======== WORKING DATA

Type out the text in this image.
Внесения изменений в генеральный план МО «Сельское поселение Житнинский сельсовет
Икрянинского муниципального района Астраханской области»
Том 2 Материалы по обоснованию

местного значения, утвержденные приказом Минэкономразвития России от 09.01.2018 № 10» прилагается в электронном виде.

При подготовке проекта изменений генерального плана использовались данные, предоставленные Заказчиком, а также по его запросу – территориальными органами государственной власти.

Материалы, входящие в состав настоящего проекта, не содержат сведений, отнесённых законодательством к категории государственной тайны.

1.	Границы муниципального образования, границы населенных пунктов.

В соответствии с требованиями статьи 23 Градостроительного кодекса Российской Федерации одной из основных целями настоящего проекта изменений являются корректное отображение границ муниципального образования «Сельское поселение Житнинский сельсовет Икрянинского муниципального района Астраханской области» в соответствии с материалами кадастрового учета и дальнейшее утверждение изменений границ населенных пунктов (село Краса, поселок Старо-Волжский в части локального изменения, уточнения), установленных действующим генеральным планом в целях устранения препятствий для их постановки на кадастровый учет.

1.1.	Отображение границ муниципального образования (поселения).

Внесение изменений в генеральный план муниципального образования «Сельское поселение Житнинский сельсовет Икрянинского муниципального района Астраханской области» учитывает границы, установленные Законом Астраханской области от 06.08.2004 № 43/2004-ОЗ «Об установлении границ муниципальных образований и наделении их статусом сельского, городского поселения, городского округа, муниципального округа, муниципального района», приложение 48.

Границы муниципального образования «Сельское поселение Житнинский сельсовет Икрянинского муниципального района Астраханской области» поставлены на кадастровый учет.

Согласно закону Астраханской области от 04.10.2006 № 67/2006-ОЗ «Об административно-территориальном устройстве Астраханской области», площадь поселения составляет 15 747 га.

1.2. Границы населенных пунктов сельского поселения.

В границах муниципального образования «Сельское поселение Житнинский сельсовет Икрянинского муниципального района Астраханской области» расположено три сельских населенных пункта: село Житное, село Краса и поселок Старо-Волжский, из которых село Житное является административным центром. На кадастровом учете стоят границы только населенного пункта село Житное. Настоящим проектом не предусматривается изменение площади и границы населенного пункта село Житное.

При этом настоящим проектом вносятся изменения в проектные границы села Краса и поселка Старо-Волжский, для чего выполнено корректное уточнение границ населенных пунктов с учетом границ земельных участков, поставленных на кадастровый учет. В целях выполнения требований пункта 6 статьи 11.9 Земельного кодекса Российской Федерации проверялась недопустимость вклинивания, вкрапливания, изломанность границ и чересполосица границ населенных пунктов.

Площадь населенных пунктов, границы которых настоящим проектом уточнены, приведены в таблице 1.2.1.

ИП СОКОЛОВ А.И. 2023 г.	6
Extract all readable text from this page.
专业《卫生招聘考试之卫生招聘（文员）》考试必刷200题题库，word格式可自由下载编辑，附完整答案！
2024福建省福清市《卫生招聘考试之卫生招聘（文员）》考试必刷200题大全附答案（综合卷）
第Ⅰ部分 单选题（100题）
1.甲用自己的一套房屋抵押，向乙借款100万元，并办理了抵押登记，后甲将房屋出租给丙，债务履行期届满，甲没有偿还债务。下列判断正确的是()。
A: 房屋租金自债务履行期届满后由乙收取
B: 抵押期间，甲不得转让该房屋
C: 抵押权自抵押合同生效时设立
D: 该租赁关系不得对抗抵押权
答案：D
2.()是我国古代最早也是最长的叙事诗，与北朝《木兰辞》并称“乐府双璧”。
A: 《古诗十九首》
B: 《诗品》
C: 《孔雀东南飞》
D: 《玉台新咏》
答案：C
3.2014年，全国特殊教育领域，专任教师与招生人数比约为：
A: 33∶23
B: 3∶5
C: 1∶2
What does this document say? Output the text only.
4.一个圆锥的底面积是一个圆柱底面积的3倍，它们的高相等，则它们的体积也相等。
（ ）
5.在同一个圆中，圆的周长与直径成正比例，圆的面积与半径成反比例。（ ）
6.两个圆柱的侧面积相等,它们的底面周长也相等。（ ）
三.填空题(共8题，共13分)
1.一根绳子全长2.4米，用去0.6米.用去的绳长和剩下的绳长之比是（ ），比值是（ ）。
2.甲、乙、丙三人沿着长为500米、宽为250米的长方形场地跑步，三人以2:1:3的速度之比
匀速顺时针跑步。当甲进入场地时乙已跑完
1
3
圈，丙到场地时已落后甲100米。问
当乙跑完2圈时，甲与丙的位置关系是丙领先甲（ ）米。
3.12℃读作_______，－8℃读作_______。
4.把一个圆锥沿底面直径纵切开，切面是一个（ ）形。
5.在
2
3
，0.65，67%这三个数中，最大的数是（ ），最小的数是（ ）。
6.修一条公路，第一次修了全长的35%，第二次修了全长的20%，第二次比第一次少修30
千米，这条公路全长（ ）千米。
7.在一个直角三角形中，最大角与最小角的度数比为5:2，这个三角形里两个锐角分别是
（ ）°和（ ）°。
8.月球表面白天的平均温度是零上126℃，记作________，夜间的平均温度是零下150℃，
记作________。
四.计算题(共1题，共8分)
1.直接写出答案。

================

**TASK DETAILS:**
The entries above should be repeated exactly, every one of them.

**RESPONSE TO THIS TASK:**
Type out the text in this image.
Внесения изменений в генеральный план МО «Сельское поселение Житнинский сельсовет
Икрянинского муниципального района Астраханской области»
Том 2 Материалы по обоснованию

местного значения, утвержденные приказом Минэкономразвития России от 09.01.2018 № 10» прилагается в электронном виде.

При подготовке проекта изменений генерального плана использовались данные, предоставленные Заказчиком, а также по его запросу – территориальными органами государственной власти.

Материалы, входящие в состав настоящего проекта, не содержат сведений, отнесённых законодательством к категории государственной тайны.

1.	Границы муниципального образования, границы населенных пунктов.

В соответствии с требованиями статьи 23 Градостроительного кодекса Российской Федерации одной из основных целями настоящего проекта изменений являются корректное отображение границ муниципального образования «Сельское поселение Житнинский сельсовет Икрянинского муниципального района Астраханской области» в соответствии с материалами кадастрового учета и дальнейшее утверждение изменений границ населенных пунктов (село Краса, поселок Старо-Волжский в части локального изменения, уточнения), установленных действующим генеральным планом в целях устранения препятствий для их постановки на кадастровый учет.

1.1.	Отображение границ муниципального образования (поселения).

Внесение изменений в генеральный план муниципального образования «Сельское поселение Житнинский сельсовет Икрянинского муниципального района Астраханской области» учитывает границы, установленные Законом Астраханской области от 06.08.2004 № 43/2004-ОЗ «Об установлении границ муниципальных образований и наделении их статусом сельского, городского поселения, городского округа, муниципального округа, муниципального района», приложение 48.

Границы муниципального образования «Сельское поселение Житнинский сельсовет Икрянинского муниципального района Астраханской области» поставлены на кадастровый учет.

Согласно закону Астраханской области от 04.10.2006 № 67/2006-ОЗ «Об административно-территориальном устройстве Астраханской области», площадь поселения составляет 15 747 га.

1.2. Границы населенных пунктов сельского поселения.

В границах муниципального образования «Сельское поселение Житнинский сельсовет Икрянинского муниципального района Астраханской области» расположено три сельских населенных пункта: село Житное, село Краса и поселок Старо-Волжский, из которых село Житное является административным центром. На кадастровом учете стоят границы только населенного пункта село Житное. Настоящим проектом не предусматривается изменение площади и границы населенного пункта село Житное.

При этом настоящим проектом вносятся изменения в проектные границы села Краса и поселка Старо-Волжский, для чего выполнено корректное уточнение границ населенных пунктов с учетом границ земельных участков, поставленных на кадастровый учет. В целях выполнения требований пункта 6 статьи 11.9 Земельного кодекса Российской Федерации проверялась недопустимость вклинивания, вкрапливания, изломанность границ и чересполосица границ населенных пунктов.

Площадь населенных пунктов, границы которых настоящим проектом уточнены, приведены в таблице 1.2.1.

ИП СОКОЛОВ А.И. 2023 г.	6
Extract all readable text from this page.
专业《卫生招聘考试之卫生招聘（文员）》考试必刷200题题库，word格式可自由下载编辑，附完整答案！
2024福建省福清市《卫生招聘考试之卫生招聘（文员）》考试必刷200题大全附答案（综合卷）
第Ⅰ部分 单选题（100题）
1.甲用自己的一套房屋抵押，向乙借款100万元，并办理了抵押登记，后甲将房屋出租给丙，债务履行期届满，甲没有偿还债务。下列判断正确的是()。
A: 房屋租金自债务履行期届满后由乙收取
B: 抵押期间，甲不得转让该房屋
C: 抵押权自抵押合同生效时设立
D: 该租赁关系不得对抗抵押权
答案：D
2.()是我国古代最早也是最长的叙事诗，与北朝《木兰辞》并称“乐府双璧”。
A: 《古诗十九首》
B: 《诗品》
C: 《孔雀东南飞》
D: 《玉台新咏》
答案：C
3.2014年，全国特殊教育领域，专任教师与招生人数比约为：
A: 33∶23
B: 3∶5
C: 1∶2
What does this document say? Output the text only.
4.一个圆锥的底面积是一个圆柱底面积的3倍，它们的高相等，则它们的体积也相等。
（ ）
5.在同一个圆中，圆的周长与直径成正比例，圆的面积与半径成反比例。（ ）
6.两个圆柱的侧面积相等,它们的底面周长也相等。（ ）
三.填空题(共8题，共13分)
1.一根绳子全长2.4米，用去0.6米.用去的绳长和剩下的绳长之比是（ ），比值是（ ）。
2.甲、乙、丙三人沿着长为500米、宽为250米的长方形场地跑步，三人以2:1:3的速度之比
匀速顺时针跑步。当甲进入场地时乙已跑完
1
3
圈，丙到场地时已落后甲100米。问
当乙跑完2圈时，甲与丙的位置关系是丙领先甲（ ）米。
3.12℃读作_______，－8℃读作_______。
4.把一个圆锥沿底面直径纵切开，切面是一个（ ）形。
5.在
2
3
，0.65，67%这三个数中，最大的数是（ ），最小的数是（ ）。
6.修一条公路，第一次修了全长的35%，第二次修了全长的20%，第二次比第一次少修30
千米，这条公路全长（ ）千米。
7.在一个直角三角形中，最大角与最小角的度数比为5:2，这个三角形里两个锐角分别是
（ ）°和（ ）°。
8.月球表面白天的平均温度是零上126℃，记作________，夜间的平均温度是零下150℃，
记作________。
四.计算题(共1题，共8分)
1.直接写出答案。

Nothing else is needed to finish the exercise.